Identify each line containing the word "text" and copy it.

[RECORDS SUPPLIED]
--- BEGIN ---
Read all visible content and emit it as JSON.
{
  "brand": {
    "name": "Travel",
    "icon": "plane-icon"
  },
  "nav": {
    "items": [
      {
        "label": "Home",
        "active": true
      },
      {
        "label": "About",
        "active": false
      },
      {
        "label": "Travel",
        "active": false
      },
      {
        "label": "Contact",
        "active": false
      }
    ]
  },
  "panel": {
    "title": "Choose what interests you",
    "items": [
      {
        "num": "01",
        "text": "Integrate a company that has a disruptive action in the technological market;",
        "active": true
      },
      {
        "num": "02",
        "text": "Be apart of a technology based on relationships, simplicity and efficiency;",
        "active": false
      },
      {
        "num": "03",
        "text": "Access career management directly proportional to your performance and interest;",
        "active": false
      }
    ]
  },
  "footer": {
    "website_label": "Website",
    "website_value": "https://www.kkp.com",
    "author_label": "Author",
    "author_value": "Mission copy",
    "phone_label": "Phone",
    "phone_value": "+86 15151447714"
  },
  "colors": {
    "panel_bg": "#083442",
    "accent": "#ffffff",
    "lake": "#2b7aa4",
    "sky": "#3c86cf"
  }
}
--- END ---
[SOLUTION TO THE EXERCISE]
        "text": "Integrate a company that has a disruptive action in the technological market;",
        "text": "Be apart of a technology based on relationships, simplicity and efficiency;",
        "text": "Access career management directly proportional to your performance and interest;",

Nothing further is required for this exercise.